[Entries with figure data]
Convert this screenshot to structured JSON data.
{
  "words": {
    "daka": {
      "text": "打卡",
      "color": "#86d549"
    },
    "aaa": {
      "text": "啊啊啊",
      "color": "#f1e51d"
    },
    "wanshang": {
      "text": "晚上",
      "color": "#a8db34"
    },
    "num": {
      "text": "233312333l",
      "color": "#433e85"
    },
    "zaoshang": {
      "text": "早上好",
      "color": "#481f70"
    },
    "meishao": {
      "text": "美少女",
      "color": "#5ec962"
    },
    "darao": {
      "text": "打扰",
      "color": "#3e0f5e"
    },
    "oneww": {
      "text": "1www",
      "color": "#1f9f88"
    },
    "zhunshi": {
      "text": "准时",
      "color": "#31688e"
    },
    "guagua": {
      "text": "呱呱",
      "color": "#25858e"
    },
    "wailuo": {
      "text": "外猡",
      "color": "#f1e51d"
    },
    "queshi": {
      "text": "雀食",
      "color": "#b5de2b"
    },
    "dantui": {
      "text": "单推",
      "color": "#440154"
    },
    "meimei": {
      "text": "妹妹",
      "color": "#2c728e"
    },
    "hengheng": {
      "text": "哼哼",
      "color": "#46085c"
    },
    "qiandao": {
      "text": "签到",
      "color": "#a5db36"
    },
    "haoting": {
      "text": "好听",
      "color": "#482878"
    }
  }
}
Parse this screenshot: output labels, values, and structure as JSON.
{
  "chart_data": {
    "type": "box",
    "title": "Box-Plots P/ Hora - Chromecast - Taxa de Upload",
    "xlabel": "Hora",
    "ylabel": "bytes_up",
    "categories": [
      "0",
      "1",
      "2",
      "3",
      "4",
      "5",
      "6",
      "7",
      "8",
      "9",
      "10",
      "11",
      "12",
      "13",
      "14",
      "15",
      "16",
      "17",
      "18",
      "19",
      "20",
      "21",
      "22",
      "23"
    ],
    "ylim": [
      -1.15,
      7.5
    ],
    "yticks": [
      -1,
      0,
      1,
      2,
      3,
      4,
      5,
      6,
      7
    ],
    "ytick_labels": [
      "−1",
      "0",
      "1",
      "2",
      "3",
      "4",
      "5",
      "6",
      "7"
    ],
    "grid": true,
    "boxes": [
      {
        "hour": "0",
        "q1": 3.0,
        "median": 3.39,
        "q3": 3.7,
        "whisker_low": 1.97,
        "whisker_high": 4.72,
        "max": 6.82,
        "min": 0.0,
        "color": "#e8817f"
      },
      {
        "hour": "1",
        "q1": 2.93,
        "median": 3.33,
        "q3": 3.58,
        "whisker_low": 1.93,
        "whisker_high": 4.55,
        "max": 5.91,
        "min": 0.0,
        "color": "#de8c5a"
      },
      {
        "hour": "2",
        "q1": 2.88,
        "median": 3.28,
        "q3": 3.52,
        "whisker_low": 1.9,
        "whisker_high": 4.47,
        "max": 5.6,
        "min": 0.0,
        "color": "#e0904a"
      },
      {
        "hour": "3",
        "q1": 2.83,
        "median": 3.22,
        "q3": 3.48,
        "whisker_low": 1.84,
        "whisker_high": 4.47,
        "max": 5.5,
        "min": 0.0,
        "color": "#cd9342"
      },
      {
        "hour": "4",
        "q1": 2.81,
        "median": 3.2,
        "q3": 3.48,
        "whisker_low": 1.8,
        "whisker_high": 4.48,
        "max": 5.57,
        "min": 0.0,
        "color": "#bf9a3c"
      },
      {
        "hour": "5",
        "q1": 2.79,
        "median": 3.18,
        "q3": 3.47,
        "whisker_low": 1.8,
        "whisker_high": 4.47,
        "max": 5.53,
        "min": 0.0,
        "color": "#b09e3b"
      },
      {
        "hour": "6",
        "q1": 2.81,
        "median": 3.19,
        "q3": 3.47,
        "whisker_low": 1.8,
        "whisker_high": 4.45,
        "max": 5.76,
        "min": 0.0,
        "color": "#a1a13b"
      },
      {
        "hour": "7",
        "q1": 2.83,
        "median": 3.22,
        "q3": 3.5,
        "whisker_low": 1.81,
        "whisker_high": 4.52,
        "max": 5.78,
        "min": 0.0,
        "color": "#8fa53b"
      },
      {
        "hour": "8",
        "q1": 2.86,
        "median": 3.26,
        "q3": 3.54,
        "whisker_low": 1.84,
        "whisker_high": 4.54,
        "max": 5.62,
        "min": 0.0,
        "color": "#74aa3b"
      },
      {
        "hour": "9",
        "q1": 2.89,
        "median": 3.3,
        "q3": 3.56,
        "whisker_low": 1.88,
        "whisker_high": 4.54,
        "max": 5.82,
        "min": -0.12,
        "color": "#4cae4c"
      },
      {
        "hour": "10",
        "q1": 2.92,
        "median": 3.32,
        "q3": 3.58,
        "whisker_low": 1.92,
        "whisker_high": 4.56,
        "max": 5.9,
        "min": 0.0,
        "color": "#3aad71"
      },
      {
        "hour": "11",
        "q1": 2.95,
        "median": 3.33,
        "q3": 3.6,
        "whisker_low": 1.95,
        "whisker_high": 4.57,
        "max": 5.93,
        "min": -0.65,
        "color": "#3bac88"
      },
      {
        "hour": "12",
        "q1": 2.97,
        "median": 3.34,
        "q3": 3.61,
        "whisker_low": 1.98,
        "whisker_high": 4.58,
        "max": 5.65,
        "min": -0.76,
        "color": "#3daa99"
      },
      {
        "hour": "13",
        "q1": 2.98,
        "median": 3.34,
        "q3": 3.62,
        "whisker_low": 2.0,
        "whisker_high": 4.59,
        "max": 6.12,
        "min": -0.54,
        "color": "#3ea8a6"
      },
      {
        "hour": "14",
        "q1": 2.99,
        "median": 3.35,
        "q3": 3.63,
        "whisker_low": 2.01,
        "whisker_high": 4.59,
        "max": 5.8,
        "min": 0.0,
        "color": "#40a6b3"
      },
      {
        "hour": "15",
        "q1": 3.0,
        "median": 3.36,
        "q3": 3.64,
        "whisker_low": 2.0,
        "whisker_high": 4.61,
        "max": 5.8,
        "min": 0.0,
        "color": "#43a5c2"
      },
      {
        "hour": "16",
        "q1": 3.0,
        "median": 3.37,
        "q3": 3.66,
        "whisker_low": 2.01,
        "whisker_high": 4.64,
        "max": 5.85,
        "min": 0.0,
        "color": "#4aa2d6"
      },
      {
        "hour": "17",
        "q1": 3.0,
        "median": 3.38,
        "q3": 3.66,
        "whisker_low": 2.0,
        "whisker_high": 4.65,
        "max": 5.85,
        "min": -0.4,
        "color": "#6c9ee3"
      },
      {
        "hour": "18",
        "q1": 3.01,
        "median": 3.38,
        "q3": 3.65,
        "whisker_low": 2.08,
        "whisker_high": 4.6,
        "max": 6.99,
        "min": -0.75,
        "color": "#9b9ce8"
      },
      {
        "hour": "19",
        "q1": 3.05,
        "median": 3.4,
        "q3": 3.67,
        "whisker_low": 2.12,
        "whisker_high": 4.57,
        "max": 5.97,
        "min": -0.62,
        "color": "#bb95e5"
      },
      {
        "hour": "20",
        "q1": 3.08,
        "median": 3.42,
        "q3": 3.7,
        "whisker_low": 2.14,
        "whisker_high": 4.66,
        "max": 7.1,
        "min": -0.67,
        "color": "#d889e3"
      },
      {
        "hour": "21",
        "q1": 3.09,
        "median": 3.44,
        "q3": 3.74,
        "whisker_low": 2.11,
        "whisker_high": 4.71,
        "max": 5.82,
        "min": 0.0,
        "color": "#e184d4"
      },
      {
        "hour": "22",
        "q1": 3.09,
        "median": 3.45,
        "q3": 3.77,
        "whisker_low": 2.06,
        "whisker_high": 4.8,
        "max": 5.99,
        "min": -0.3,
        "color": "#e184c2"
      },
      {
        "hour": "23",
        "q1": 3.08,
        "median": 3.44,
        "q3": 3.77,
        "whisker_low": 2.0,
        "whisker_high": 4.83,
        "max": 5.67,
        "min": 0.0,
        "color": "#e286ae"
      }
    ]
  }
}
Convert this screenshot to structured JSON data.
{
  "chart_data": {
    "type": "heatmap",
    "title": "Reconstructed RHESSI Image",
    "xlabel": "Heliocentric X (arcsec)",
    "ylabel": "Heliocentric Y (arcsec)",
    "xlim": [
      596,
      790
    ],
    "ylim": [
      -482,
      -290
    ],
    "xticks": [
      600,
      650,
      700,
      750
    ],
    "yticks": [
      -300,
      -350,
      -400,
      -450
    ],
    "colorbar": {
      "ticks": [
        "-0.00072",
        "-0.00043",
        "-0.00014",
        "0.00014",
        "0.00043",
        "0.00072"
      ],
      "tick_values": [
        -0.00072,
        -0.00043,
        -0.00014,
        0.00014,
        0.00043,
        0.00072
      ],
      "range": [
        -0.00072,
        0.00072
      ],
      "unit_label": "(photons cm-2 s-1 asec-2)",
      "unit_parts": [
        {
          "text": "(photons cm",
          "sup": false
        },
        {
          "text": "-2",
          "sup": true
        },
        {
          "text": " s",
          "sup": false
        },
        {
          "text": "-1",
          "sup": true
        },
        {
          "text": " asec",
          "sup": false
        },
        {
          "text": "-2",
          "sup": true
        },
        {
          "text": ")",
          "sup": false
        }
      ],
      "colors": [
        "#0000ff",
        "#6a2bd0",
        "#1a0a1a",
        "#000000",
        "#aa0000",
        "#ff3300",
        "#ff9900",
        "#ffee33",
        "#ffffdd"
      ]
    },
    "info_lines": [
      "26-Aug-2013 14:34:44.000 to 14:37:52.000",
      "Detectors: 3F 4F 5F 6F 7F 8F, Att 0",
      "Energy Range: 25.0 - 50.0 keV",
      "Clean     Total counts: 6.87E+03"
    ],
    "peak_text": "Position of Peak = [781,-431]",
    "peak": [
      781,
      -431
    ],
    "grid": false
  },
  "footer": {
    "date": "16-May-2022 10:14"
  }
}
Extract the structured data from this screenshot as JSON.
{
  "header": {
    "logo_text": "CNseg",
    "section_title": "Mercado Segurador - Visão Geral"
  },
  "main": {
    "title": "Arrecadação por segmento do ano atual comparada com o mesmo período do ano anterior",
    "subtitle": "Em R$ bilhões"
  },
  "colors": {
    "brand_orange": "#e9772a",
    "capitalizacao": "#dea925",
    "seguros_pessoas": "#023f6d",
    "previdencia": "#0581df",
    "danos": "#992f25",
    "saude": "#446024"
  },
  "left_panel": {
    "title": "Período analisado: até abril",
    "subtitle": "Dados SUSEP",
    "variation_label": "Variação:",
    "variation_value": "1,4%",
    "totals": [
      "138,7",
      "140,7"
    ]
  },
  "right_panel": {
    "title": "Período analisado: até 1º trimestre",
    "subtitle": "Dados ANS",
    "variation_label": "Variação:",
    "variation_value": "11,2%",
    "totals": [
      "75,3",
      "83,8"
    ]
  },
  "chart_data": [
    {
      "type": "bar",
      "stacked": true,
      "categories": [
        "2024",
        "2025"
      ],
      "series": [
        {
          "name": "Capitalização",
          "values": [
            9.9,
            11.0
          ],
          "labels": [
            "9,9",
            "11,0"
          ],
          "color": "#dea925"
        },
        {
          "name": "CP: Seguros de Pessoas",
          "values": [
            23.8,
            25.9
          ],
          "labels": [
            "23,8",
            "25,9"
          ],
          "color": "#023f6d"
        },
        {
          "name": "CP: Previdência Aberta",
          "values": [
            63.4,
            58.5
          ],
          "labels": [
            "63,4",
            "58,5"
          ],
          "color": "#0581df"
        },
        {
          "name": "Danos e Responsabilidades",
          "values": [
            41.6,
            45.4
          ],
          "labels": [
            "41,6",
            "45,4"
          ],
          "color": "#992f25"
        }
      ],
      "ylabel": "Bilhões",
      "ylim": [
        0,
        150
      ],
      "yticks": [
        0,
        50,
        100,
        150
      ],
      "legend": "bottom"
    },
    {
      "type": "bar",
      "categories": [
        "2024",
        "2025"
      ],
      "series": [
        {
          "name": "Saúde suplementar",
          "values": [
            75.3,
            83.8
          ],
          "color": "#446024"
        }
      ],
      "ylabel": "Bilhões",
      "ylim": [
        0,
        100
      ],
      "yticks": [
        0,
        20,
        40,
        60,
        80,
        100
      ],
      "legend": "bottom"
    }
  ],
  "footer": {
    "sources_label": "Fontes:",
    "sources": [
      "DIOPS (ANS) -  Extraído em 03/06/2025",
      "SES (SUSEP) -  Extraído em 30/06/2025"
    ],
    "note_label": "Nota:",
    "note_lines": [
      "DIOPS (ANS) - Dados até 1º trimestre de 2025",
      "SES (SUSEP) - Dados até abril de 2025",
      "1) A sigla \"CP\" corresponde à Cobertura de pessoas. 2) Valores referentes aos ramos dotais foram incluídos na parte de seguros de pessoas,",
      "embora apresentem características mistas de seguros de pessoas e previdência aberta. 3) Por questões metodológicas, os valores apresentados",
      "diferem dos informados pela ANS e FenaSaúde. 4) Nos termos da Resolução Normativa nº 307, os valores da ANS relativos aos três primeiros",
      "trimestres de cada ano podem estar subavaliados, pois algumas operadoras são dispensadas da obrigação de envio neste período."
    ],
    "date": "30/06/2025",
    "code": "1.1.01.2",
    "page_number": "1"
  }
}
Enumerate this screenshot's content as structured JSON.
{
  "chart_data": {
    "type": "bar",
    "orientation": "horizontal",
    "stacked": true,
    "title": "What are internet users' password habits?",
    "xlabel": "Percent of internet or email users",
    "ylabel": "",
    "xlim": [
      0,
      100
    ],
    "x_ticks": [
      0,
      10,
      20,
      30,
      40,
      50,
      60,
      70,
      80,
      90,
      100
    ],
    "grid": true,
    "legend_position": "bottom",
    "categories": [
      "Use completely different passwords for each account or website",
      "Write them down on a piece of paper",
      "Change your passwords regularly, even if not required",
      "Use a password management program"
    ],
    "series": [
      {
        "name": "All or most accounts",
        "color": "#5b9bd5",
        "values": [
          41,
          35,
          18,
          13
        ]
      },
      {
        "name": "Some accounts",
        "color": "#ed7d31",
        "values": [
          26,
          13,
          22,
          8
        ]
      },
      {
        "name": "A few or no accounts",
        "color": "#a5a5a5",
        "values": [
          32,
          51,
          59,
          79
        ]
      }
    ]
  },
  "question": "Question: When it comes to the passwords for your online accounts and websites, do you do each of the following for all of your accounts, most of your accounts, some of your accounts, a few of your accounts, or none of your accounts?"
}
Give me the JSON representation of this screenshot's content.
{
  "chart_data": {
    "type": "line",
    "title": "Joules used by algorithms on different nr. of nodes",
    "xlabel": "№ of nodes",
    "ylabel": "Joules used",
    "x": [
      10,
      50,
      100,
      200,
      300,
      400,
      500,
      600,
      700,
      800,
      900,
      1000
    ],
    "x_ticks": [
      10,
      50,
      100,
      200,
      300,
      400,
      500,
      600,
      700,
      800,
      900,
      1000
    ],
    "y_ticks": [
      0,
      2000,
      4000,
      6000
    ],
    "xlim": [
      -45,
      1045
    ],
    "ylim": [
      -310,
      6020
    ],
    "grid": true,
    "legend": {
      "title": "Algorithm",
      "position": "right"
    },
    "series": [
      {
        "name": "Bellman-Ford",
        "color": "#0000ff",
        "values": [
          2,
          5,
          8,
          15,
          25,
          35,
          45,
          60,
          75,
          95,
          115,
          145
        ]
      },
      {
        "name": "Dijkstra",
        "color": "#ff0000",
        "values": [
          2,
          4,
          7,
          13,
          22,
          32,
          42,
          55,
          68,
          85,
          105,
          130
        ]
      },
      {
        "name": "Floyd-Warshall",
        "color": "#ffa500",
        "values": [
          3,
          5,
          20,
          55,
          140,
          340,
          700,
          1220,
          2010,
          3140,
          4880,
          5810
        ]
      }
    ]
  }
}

**TASK GOAL:**
From the line containing "Give me the" through the final line of the listing above, retype every line exactly; leave out everything else.

**SOLUTION TO THE EXERCISE:**
Give me the JSON representation of this screenshot's content.
{
  "chart_data": {
    "type": "line",
    "title": "Joules used by algorithms on different nr. of nodes",
    "xlabel": "№ of nodes",
    "ylabel": "Joules used",
    "x": [
      10,
      50,
      100,
      200,
      300,
      400,
      500,
      600,
      700,
      800,
      900,
      1000
    ],
    "x_ticks": [
      10,
      50,
      100,
      200,
      300,
      400,
      500,
      600,
      700,
      800,
      900,
      1000
    ],
    "y_ticks": [
      0,
      2000,
      4000,
      6000
    ],
    "xlim": [
      -45,
      1045
    ],
    "ylim": [
      -310,
      6020
    ],
    "grid": true,
    "legend": {
      "title": "Algorithm",
      "position": "right"
    },
    "series": [
      {
        "name": "Bellman-Ford",
        "color": "#0000ff",
        "values": [
          2,
          5,
          8,
          15,
          25,
          35,
          45,
          60,
          75,
          95,
          115,
          145
        ]
      },
      {
        "name": "Dijkstra",
        "color": "#ff0000",
        "values": [
          2,
          4,
          7,
          13,
          22,
          32,
          42,
          55,
          68,
          85,
          105,
          130
        ]
      },
      {
        "name": "Floyd-Warshall",
        "color": "#ffa500",
        "values": [
          3,
          5,
          20,
          55,
          140,
          340,
          700,
          1220,
          2010,
          3140,
          4880,
          5810
        ]
      }
    ]
  }
}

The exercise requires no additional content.